**What to do**
For each line of the data below that holds "United", copy the line.

[Lines of data]

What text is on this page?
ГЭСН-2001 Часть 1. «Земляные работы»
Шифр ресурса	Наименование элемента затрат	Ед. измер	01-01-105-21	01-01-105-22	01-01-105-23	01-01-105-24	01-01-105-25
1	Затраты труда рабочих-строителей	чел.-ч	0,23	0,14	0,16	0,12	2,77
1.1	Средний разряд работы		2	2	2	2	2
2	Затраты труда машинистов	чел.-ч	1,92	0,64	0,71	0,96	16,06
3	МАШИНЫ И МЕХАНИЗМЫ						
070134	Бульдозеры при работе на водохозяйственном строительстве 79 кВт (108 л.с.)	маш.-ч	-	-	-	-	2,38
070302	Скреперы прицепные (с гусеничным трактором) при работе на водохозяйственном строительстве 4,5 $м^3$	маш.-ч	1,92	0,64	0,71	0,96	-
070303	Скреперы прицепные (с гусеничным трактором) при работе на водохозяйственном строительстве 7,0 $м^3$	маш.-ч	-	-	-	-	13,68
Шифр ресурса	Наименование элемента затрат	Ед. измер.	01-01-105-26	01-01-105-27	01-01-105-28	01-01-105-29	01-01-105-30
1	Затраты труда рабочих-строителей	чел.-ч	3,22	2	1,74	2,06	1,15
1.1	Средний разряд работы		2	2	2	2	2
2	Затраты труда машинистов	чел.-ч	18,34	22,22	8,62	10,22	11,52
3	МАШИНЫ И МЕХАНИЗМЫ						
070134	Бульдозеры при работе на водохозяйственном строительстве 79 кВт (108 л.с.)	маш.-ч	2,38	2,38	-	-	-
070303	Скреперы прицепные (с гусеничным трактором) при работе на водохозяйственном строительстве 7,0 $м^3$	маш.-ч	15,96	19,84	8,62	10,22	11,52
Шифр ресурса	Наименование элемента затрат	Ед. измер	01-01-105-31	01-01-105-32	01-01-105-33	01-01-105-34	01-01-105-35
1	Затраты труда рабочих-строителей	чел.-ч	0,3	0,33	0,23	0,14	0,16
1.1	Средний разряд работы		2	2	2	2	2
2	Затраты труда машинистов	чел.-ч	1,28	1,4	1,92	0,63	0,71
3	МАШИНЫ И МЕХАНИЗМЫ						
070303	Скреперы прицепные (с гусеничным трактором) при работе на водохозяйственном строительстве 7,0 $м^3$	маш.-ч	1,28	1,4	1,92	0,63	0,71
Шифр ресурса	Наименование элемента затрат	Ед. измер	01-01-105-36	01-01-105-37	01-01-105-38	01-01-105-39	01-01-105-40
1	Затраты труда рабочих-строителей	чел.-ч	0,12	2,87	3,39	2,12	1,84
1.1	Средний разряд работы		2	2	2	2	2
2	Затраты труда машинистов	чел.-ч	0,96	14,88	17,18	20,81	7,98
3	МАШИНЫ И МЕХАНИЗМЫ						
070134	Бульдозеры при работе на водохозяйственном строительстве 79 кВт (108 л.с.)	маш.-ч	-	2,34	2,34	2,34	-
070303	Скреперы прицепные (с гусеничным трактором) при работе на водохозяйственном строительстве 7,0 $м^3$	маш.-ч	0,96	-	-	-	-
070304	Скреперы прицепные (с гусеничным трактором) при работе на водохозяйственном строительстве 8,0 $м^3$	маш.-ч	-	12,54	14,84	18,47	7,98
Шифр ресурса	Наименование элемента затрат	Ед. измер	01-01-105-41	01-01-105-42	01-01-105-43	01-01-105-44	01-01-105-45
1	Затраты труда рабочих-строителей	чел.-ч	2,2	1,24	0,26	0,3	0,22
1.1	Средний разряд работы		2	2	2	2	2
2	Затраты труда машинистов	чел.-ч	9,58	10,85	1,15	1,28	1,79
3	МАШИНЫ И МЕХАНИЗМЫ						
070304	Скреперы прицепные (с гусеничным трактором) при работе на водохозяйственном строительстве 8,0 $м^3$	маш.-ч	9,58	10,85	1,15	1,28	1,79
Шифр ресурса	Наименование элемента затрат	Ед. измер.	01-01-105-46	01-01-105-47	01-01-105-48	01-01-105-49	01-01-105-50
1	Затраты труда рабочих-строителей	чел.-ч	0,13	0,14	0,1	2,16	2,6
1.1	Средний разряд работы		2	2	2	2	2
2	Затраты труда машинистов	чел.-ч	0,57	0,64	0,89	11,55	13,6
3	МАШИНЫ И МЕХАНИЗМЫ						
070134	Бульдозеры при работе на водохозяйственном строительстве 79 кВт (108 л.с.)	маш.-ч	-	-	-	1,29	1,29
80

--

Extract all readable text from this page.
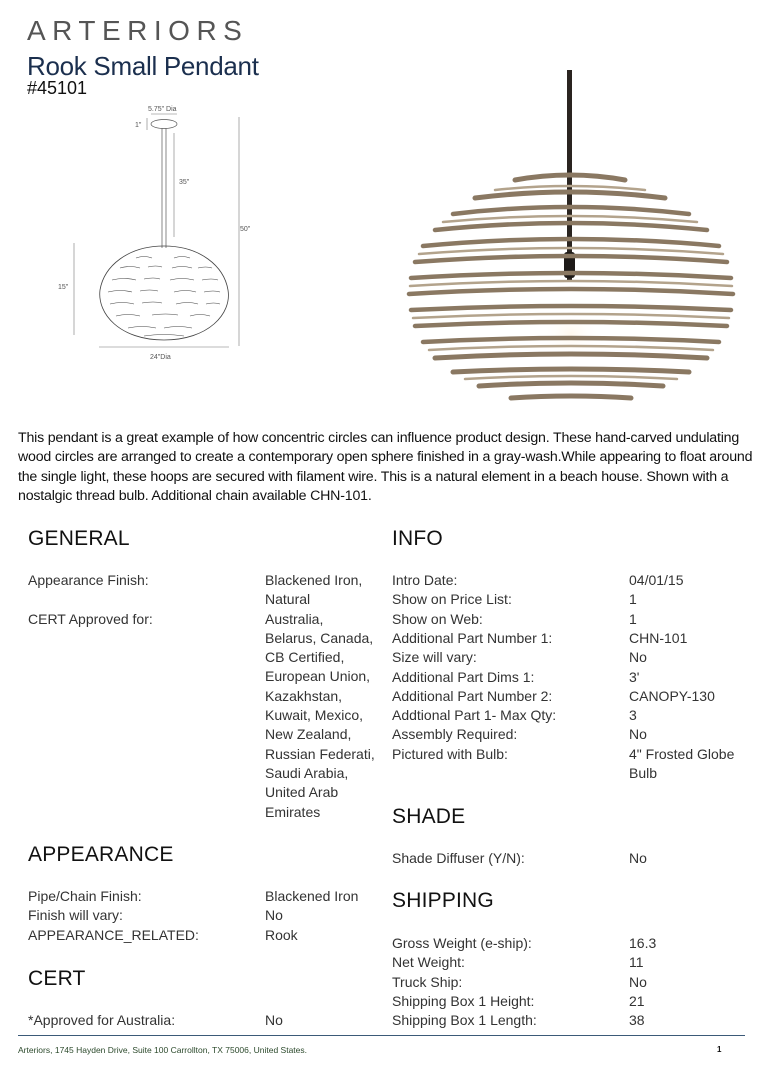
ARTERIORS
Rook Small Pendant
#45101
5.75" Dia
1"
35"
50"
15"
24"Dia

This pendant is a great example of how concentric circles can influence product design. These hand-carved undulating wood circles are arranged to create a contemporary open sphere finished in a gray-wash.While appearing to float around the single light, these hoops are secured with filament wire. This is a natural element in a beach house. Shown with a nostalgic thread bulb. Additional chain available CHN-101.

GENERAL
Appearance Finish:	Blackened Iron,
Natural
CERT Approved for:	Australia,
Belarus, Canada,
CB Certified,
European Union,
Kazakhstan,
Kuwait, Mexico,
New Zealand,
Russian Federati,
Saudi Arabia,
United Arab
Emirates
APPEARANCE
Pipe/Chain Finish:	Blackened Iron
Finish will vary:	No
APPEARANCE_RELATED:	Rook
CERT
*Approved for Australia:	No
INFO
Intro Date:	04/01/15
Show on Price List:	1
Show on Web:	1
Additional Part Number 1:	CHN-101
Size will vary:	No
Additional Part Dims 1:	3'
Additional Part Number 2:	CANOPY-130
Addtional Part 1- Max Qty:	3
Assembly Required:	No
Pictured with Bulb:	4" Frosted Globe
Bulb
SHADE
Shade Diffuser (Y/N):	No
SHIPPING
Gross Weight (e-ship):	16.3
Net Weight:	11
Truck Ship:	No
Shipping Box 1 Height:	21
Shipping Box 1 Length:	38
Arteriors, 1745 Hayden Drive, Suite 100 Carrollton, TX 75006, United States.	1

**Solution to this problem**
United Arab
Arteriors, 1745 Hayden Drive, Suite 100 Carrollton, TX 75006, United States.	1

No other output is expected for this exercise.